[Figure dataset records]
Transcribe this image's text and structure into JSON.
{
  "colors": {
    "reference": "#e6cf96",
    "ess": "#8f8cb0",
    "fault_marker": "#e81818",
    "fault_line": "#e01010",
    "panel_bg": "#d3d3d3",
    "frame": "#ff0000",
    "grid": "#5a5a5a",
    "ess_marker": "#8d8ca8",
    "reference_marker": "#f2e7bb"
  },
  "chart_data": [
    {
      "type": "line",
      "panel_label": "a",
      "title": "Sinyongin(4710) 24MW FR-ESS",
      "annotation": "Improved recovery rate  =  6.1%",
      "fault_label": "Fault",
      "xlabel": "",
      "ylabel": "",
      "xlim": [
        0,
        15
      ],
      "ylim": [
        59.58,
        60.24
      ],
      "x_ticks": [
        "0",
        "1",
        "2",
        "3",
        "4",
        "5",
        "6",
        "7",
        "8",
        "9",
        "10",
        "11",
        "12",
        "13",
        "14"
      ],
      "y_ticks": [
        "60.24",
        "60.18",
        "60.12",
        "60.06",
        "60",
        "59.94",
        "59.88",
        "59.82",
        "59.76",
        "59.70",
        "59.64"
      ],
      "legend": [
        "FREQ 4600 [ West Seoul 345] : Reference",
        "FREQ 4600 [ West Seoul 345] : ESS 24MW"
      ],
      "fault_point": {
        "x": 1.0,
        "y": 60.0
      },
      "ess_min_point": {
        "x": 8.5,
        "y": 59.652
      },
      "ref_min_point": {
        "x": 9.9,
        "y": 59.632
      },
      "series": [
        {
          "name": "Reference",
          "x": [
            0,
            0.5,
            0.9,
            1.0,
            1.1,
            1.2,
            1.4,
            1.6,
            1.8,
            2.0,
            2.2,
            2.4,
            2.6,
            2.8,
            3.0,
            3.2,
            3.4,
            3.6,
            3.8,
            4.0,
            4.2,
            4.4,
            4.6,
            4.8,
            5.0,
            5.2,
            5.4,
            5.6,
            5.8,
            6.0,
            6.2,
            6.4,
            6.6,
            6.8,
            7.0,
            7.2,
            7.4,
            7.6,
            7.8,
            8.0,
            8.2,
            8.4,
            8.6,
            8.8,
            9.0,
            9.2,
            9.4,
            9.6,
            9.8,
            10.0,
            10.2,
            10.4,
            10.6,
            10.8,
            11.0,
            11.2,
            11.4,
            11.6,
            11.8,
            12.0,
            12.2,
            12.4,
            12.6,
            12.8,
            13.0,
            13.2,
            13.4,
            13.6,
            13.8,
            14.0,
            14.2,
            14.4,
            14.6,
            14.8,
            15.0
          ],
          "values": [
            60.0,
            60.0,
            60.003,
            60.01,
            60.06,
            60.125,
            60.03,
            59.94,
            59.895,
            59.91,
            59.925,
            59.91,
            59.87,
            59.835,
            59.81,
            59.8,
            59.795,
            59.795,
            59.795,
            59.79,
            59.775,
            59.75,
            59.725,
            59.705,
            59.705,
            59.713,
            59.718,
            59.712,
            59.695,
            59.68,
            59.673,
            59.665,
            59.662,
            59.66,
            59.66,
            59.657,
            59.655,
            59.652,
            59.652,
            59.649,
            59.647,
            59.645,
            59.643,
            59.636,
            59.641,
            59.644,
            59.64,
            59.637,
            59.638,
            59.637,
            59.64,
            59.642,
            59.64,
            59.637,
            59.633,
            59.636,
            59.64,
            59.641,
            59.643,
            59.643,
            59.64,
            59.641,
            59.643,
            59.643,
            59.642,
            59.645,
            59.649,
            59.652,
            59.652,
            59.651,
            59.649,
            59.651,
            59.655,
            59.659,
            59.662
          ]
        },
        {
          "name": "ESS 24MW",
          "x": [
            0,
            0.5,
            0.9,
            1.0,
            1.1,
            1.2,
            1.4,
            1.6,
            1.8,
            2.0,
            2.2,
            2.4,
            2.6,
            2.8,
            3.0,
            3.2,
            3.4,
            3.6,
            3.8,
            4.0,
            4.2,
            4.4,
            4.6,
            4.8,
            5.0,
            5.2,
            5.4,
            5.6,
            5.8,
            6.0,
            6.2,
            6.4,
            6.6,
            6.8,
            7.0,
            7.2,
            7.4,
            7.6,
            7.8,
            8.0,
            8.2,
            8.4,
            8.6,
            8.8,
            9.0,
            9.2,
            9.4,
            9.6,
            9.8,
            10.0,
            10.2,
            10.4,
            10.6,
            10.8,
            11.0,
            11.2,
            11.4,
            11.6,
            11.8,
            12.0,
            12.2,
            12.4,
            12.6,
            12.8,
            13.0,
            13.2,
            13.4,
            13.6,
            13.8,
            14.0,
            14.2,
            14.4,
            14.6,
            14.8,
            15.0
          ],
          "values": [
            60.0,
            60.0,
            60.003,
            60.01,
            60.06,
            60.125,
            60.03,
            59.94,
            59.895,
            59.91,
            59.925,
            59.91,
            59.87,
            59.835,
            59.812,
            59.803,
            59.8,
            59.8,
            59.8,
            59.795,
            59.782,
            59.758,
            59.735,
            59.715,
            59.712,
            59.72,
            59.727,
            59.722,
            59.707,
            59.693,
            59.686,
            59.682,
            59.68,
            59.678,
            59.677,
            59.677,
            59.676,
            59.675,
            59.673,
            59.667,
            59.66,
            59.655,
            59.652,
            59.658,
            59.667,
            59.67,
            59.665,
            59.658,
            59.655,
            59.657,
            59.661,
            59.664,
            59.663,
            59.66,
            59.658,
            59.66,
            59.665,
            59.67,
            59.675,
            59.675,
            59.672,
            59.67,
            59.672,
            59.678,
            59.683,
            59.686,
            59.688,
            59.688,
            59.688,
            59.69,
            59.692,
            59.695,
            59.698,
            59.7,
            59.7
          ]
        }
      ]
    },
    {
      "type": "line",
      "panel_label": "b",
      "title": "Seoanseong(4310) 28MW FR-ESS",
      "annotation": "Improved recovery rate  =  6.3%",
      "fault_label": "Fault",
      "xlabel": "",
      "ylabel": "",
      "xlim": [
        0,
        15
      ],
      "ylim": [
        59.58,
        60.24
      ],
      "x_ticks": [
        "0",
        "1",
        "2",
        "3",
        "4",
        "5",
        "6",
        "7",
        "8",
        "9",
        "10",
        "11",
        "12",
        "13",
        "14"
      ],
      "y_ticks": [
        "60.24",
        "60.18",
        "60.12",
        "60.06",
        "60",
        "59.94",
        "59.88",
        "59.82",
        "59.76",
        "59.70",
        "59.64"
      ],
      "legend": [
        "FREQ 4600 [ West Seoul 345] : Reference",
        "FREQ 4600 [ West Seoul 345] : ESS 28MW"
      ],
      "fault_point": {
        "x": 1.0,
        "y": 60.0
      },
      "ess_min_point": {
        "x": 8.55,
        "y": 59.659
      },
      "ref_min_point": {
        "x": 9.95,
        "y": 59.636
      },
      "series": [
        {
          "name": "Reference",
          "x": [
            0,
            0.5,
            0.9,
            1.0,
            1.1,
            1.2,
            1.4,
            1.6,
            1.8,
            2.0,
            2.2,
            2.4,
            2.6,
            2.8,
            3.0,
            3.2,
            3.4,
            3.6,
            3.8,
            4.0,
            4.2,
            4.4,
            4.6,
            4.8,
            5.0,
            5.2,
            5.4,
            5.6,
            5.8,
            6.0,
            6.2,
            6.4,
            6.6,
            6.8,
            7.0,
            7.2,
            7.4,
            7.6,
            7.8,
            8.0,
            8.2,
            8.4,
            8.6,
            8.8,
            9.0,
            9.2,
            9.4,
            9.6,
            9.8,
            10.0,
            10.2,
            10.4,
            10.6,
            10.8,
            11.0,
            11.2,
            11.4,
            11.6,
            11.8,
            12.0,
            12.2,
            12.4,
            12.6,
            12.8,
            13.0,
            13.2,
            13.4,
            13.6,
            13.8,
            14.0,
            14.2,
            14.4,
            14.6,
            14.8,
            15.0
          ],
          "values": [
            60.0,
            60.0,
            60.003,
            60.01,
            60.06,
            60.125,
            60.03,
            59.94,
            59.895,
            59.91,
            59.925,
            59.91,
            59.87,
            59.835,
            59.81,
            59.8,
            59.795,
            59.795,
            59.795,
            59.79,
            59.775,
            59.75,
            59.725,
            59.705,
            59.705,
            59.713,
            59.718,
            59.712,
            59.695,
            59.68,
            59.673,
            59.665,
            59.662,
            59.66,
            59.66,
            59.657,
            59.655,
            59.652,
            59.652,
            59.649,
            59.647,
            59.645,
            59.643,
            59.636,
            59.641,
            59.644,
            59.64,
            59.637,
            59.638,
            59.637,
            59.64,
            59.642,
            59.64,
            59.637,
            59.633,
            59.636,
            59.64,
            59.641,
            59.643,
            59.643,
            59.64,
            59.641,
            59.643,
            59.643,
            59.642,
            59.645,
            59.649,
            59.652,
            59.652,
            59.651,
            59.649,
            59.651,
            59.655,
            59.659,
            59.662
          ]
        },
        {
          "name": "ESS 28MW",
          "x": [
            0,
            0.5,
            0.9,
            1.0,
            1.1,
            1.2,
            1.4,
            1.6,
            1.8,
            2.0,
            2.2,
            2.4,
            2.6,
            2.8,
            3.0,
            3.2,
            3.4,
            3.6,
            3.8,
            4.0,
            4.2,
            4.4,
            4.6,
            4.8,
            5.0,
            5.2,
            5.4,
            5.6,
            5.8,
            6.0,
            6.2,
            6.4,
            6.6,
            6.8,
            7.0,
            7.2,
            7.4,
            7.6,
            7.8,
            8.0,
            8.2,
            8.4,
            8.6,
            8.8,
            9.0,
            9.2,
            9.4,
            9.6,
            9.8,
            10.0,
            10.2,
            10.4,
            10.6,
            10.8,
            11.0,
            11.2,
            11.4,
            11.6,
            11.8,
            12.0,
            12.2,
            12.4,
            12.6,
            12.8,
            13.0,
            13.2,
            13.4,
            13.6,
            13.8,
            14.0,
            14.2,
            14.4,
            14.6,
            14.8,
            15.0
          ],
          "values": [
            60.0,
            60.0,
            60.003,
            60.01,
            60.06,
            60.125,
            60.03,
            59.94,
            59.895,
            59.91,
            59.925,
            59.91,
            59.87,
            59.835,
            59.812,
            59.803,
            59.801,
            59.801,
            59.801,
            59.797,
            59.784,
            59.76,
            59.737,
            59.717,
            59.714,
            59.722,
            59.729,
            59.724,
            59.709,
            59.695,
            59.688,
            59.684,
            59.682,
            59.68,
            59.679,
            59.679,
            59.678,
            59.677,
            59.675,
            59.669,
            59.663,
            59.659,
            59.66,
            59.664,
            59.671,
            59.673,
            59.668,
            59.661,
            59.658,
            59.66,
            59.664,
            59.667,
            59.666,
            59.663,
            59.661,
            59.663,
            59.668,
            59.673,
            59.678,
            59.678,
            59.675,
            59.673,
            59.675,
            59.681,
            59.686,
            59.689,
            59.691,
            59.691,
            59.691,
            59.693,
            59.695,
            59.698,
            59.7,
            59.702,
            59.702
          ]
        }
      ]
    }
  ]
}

# [Task prompt]
Considering only the records above, state the number of lines that include the word "FREQ", with nothing added.

# [Output for this exercise]
4